Work instructions — Exclude any images and output the remaining records exactly.

=== Records to process ===

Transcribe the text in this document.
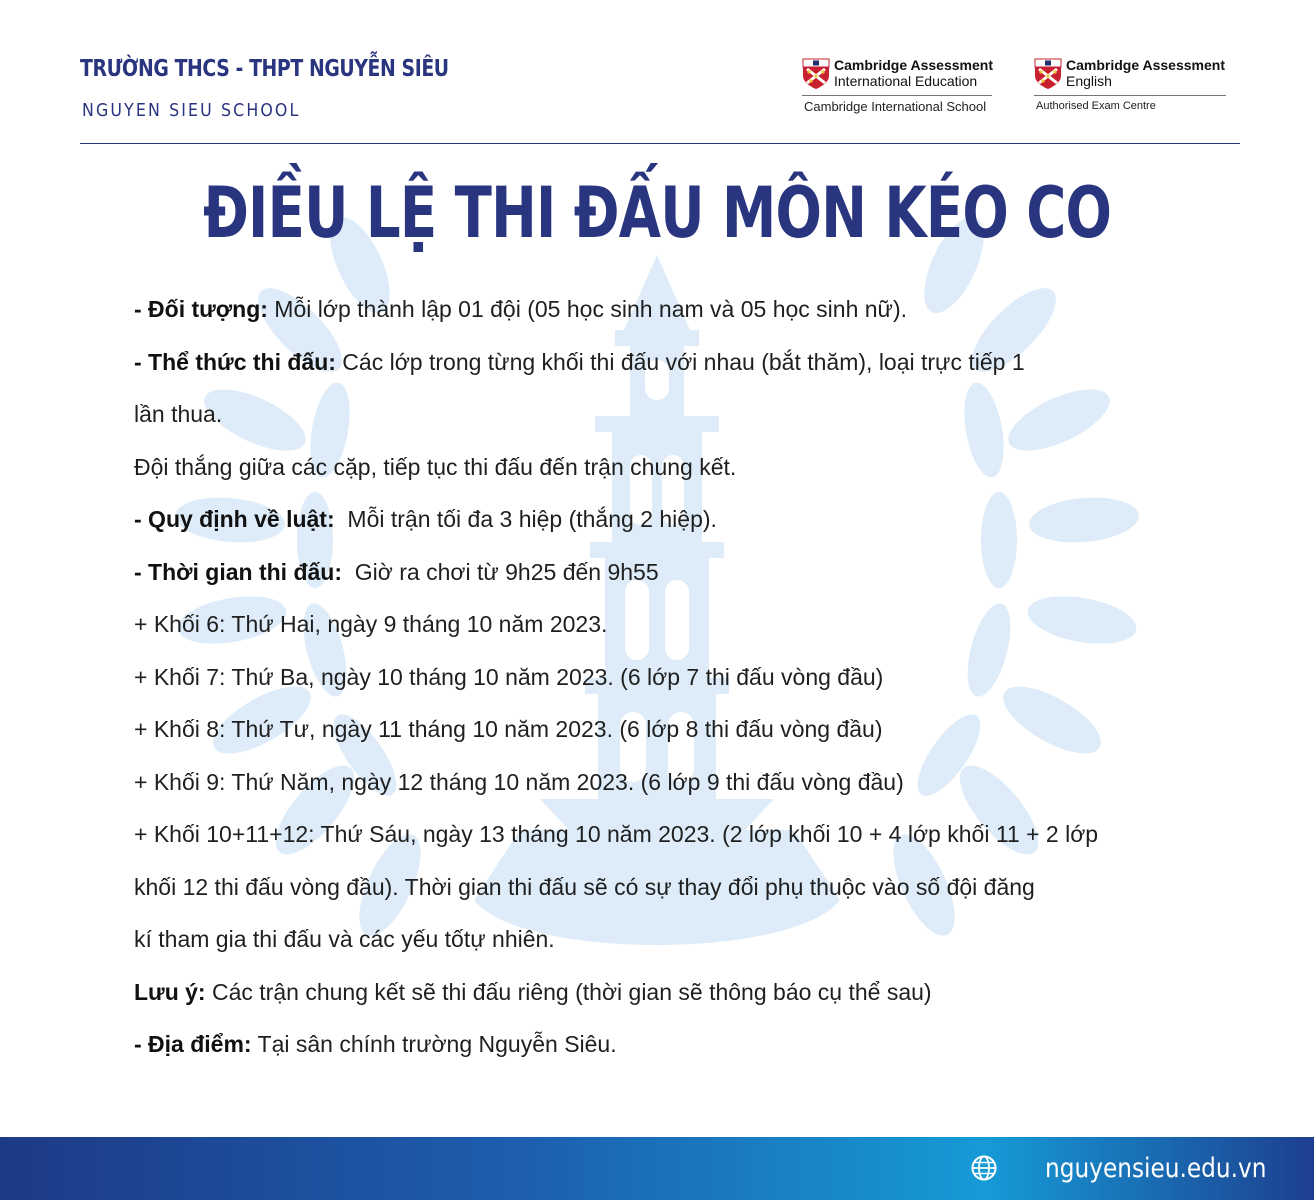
TRƯỜNG THCS - THPT NGUYỄN SIÊU
NGUYEN SIEU SCHOOL
Cambridge Assessment
International Education
Cambridge International School
Cambridge Assessment
English
Authorised Exam Centre
ĐIỀU LỆ THI ĐẤU MÔN KÉO CO
- Đối tượng: Mỗi lớp thành lập 01 đội (05 học sinh nam và 05 học sinh nữ).
- Thể thức thi đấu: Các lớp trong từng khối thi đấu với nhau (bắt thăm), loại trực tiếp 1
lần thua.
Đội thắng giữa các cặp, tiếp tục thi đấu đến trận chung kết.
- Quy định về luật:  Mỗi trận tối đa 3 hiệp (thắng 2 hiệp).
- Thời gian thi đấu:  Giờ ra chơi từ 9h25 đến 9h55
+ Khối 6: Thứ Hai, ngày 9 tháng 10 năm 2023.
+ Khối 7: Thứ Ba, ngày 10 tháng 10 năm 2023. (6 lớp 7 thi đấu vòng đầu)
+ Khối 8: Thứ Tư, ngày 11 tháng 10 năm 2023. (6 lớp 8 thi đấu vòng đầu)
+ Khối 9: Thứ Năm, ngày 12 tháng 10 năm 2023. (6 lớp 9 thi đấu vòng đầu)
+ Khối 10+11+12: Thứ Sáu, ngày 13 tháng 10 năm 2023. (2 lớp khối 10 + 4 lớp khối 11 + 2 lớp
khối 12 thi đấu vòng đầu). Thời gian thi đấu sẽ có sự thay đổi phụ thuộc vào số đội đăng
kí tham gia thi đấu và các yếu tốtự nhiên.
Lưu ý: Các trận chung kết sẽ thi đấu riêng (thời gian sẽ thông báo cụ thể sau)
- Địa điểm: Tại sân chính trường Nguyễn Siêu.
nguyensieu.edu.vn
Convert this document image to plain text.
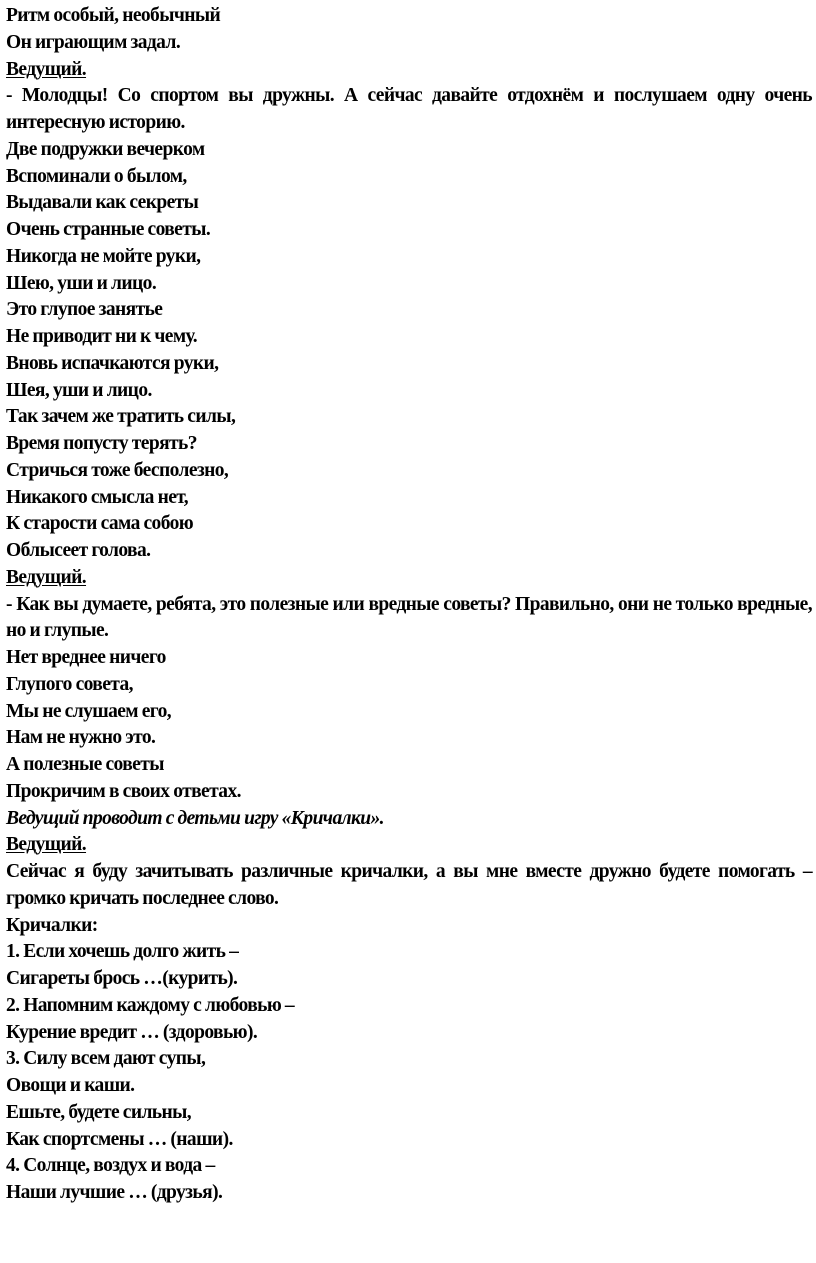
Ритм особый, необычный
Он играющим задал.
Ведущий.
- Молодцы! Со спортом вы дружны. А сейчас давайте отдохнём и послушаем одну очень интересную историю.
Две подружки вечерком
Вспоминали о былом,
Выдавали как секреты
Очень странные советы.
Никогда не мойте руки,
Шею, уши и лицо.
Это глупое занятье
Не приводит ни к чему.
Вновь испачкаются руки,
Шея, уши и лицо.
Так зачем же тратить силы,
Время попусту терять?
Стричься тоже бесполезно,
Никакого смысла нет,
К старости сама собою
Облысеет голова.
Ведущий.
- Как вы думаете, ребята, это полезные или вредные советы? Правильно, они не только вредные, но и глупые.
Нет вреднее ничего
Глупого совета,
Мы не слушаем его,
Нам не нужно это.
А полезные советы
Прокричим в своих ответах.
Ведущий проводит с детьми игру «Кричалки».
Ведущий.
Сейчас я буду зачитывать различные кричалки, а вы мне вместе дружно будете помогать – громко кричать последнее слово.
Кричалки:
1. Если хочешь долго жить –
Сигареты брось …(курить).
2. Напомним каждому с любовью –
Курение вредит … (здоровью).
3. Силу всем дают супы,
Овощи и каши.
Ешьте, будете сильны,
Как спортсмены … (наши).
4. Солнце, воздух и вода –
Наши лучшие … (друзья).
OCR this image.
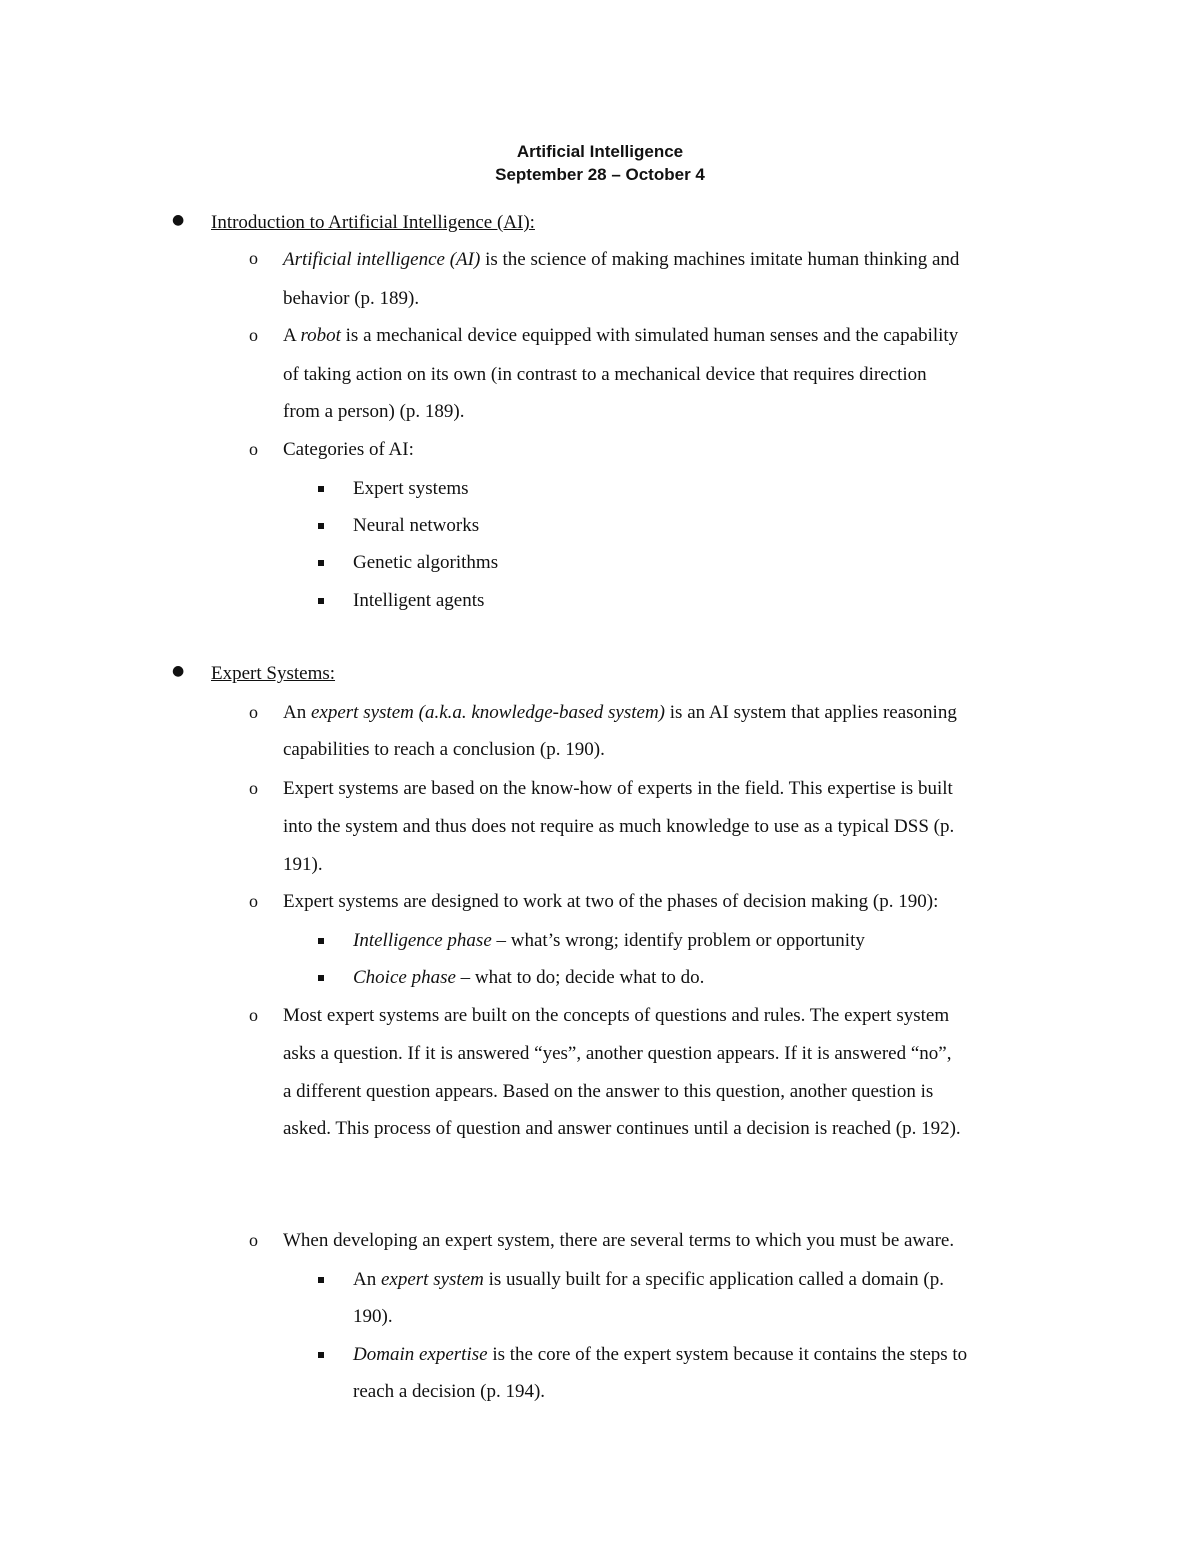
Artificial Intelligence
September 28 – October 4
● Introduction to Artificial Intelligence (AI):
o Artificial intelligence (AI) is the science of making machines imitate human thinking and
behavior (p. 189).
o A robot is a mechanical device equipped with simulated human senses and the capability
of taking action on its own (in contrast to a mechanical device that requires direction
from a person) (p. 189).
o Categories of AI:
Expert systems
Neural networks
Genetic algorithms
Intelligent agents
● Expert Systems:
o An expert system (a.k.a. knowledge-based system) is an AI system that applies reasoning
capabilities to reach a conclusion (p. 190).
o Expert systems are based on the know-how of experts in the field. This expertise is built
into the system and thus does not require as much knowledge to use as a typical DSS (p.
191).
o Expert systems are designed to work at two of the phases of decision making (p. 190):
Intelligence phase – what’s wrong; identify problem or opportunity
Choice phase – what to do; decide what to do.
o Most expert systems are built on the concepts of questions and rules. The expert system
asks a question. If it is answered “yes”, another question appears. If it is answered “no”,
a different question appears. Based on the answer to this question, another question is
asked. This process of question and answer continues until a decision is reached (p. 192).
o When developing an expert system, there are several terms to which you must be aware.
An expert system is usually built for a specific application called a domain (p.
190).
Domain expertise is the core of the expert system because it contains the steps to
reach a decision (p. 194).
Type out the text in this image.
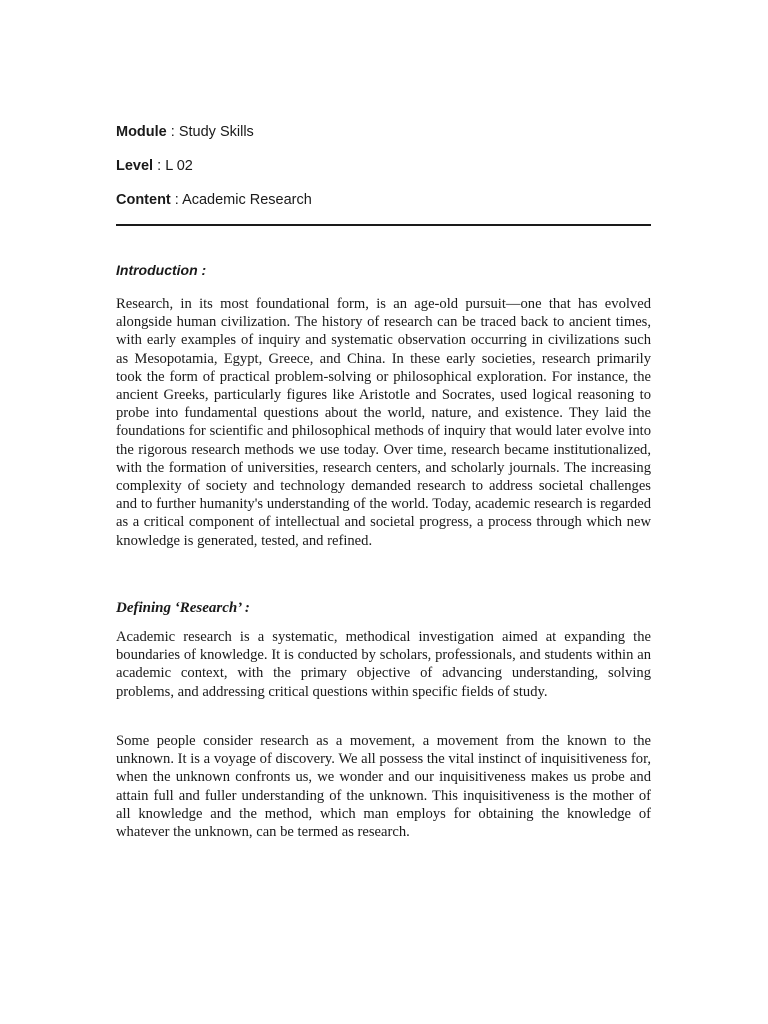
Module : Study Skills
Level : L 02
Content : Academic Research
Introduction :

Research, in its most foundational form, is an age-old pursuit—one that has evolved alongside human civilization. The history of research can be traced back to ancient times, with early examples of inquiry and systematic observation occurring in civilizations such as Mesopotamia, Egypt, Greece, and China. In these early societies, research primarily took the form of practical problem-solving or philosophical exploration. For instance, the ancient Greeks, particularly figures like Aristotle and Socrates, used logical reasoning to probe into fundamental questions about the world, nature, and existence. They laid the foundations for scientific and philosophical methods of inquiry that would later evolve into the rigorous research methods we use today. Over time, research became institutionalized, with the formation of universities, research centers, and scholarly journals. The increasing complexity of society and technology demanded research to address societal challenges and to further humanity's understanding of the world. Today, academic research is regarded as a critical component of intellectual and societal progress, a process through which new knowledge is generated, tested, and refined.

Defining ‘Research’ :

Academic research is a systematic, methodical investigation aimed at expanding the boundaries of knowledge. It is conducted by scholars, professionals, and students within an academic context, with the primary objective of advancing understanding, solving problems, and addressing critical questions within specific fields of study.

Some people consider research as a movement, a movement from the known to the unknown. It is a voyage of discovery. We all possess the vital instinct of inquisitiveness for, when the unknown confronts us, we wonder and our inquisitiveness makes us probe and attain full and fuller understanding of the unknown. This inquisitiveness is the mother of all knowledge and the method, which man employs for obtaining the knowledge of whatever the unknown, can be termed as research.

===

Answer to the task —
Transcribe the text in this document.
TRƯỜNG THCS - THPT NGUYỄN SIÊU
NGUYEN SIEU SCHOOL
Cambridge Assessment
International Education
Cambridge International School
Cambridge Assessment
English
Authorised Exam Centre
ĐIỀU LỆ THI ĐẤU MÔN KÉO CO
- Đối tượng: Mỗi lớp thành lập 01 đội (05 học sinh nam và 05 học sinh nữ).
- Thể thức thi đấu: Các lớp trong từng khối thi đấu với nhau (bắt thăm), loại trực tiếp 1
lần thua.
Đội thắng giữa các cặp, tiếp tục thi đấu đến trận chung kết.
- Quy định về luật:  Mỗi trận tối đa 3 hiệp (thắng 2 hiệp).
- Thời gian thi đấu:  Giờ ra chơi từ 9h25 đến 9h55
+ Khối 6: Thứ Hai, ngày 9 tháng 10 năm 2023.
+ Khối 7: Thứ Ba, ngày 10 tháng 10 năm 2023. (6 lớp 7 thi đấu vòng đầu)
+ Khối 8: Thứ Tư, ngày 11 tháng 10 năm 2023. (6 lớp 8 thi đấu vòng đầu)
+ Khối 9: Thứ Năm, ngày 12 tháng 10 năm 2023. (6 lớp 9 thi đấu vòng đầu)
+ Khối 10+11+12: Thứ Sáu, ngày 13 tháng 10 năm 2023. (2 lớp khối 10 + 4 lớp khối 11 + 2 lớp
khối 12 thi đấu vòng đầu). Thời gian thi đấu sẽ có sự thay đổi phụ thuộc vào số đội đăng
kí tham gia thi đấu và các yếu tốtự nhiên.
Lưu ý: Các trận chung kết sẽ thi đấu riêng (thời gian sẽ thông báo cụ thể sau)
- Địa điểm: Tại sân chính trường Nguyễn Siêu.
nguyensieu.edu.vn
Convert this document image to plain text.
Ритм особый, необычный
Он играющим задал.
Ведущий.
- Молодцы! Со спортом вы дружны. А сейчас давайте отдохнём и послушаем одну очень интересную историю.
Две подружки вечерком
Вспоминали о былом,
Выдавали как секреты
Очень странные советы.
Никогда не мойте руки,
Шею, уши и лицо.
Это глупое занятье
Не приводит ни к чему.
Вновь испачкаются руки,
Шея, уши и лицо.
Так зачем же тратить силы,
Время попусту терять?
Стричься тоже бесполезно,
Никакого смысла нет,
К старости сама собою
Облысеет голова.
Ведущий.
- Как вы думаете, ребята, это полезные или вредные советы? Правильно, они не только вредные, но и глупые.
Нет вреднее ничего
Глупого совета,
Мы не слушаем его,
Нам не нужно это.
А полезные советы
Прокричим в своих ответах.
Ведущий проводит с детьми игру «Кричалки».
Ведущий.
Сейчас я буду зачитывать различные кричалки, а вы мне вместе дружно будете помогать – громко кричать последнее слово.
Кричалки:
1. Если хочешь долго жить –
Сигареты брось …(курить).
2. Напомним каждому с любовью –
Курение вредит … (здоровью).
3. Силу всем дают супы,
Овощи и каши.
Ешьте, будете сильны,
Как спортсмены … (наши).
4. Солнце, воздух и вода –
Наши лучшие … (друзья).
OCR this image.
Artificial Intelligence
September 28 – October 4
● Introduction to Artificial Intelligence (AI):
o Artificial intelligence (AI) is the science of making machines imitate human thinking and
behavior (p. 189).
o A robot is a mechanical device equipped with simulated human senses and the capability
of taking action on its own (in contrast to a mechanical device that requires direction
from a person) (p. 189).
o Categories of AI:
Expert systems
Neural networks
Genetic algorithms
Intelligent agents
● Expert Systems:
o An expert system (a.k.a. knowledge-based system) is an AI system that applies reasoning
capabilities to reach a conclusion (p. 190).
o Expert systems are based on the know-how of experts in the field. This expertise is built
into the system and thus does not require as much knowledge to use as a typical DSS (p.
191).
o Expert systems are designed to work at two of the phases of decision making (p. 190):
Intelligence phase – what’s wrong; identify problem or opportunity
Choice phase – what to do; decide what to do.
o Most expert systems are built on the concepts of questions and rules. The expert system
asks a question. If it is answered “yes”, another question appears. If it is answered “no”,
a different question appears. Based on the answer to this question, another question is
asked. This process of question and answer continues until a decision is reached (p. 192).
o When developing an expert system, there are several terms to which you must be aware.
An expert system is usually built for a specific application called a domain (p.
190).
Domain expertise is the core of the expert system because it contains the steps to
reach a decision (p. 194).
Type out the text in this image.
Module : Study Skills
Level : L 02
Content : Academic Research
Introduction :

Research, in its most foundational form, is an age-old pursuit—one that has evolved alongside human civilization. The history of research can be traced back to ancient times, with early examples of inquiry and systematic observation occurring in civilizations such as Mesopotamia, Egypt, Greece, and China. In these early societies, research primarily took the form of practical problem-solving or philosophical exploration. For instance, the ancient Greeks, particularly figures like Aristotle and Socrates, used logical reasoning to probe into fundamental questions about the world, nature, and existence. They laid the foundations for scientific and philosophical methods of inquiry that would later evolve into the rigorous research methods we use today. Over time, research became institutionalized, with the formation of universities, research centers, and scholarly journals. The increasing complexity of society and technology demanded research to address societal challenges and to further humanity's understanding of the world. Today, academic research is regarded as a critical component of intellectual and societal progress, a process through which new knowledge is generated, tested, and refined.

Defining ‘Research’ :

Academic research is a systematic, methodical investigation aimed at expanding the boundaries of knowledge. It is conducted by scholars, professionals, and students within an academic context, with the primary objective of advancing understanding, solving problems, and addressing critical questions within specific fields of study.

Some people consider research as a movement, a movement from the known to the unknown. It is a voyage of discovery. We all possess the vital instinct of inquisitiveness for, when the unknown confronts us, we wonder and our inquisitiveness makes us probe and attain full and fuller understanding of the unknown. This inquisitiveness is the mother of all knowledge and the method, which man employs for obtaining the knowledge of whatever the unknown, can be termed as research.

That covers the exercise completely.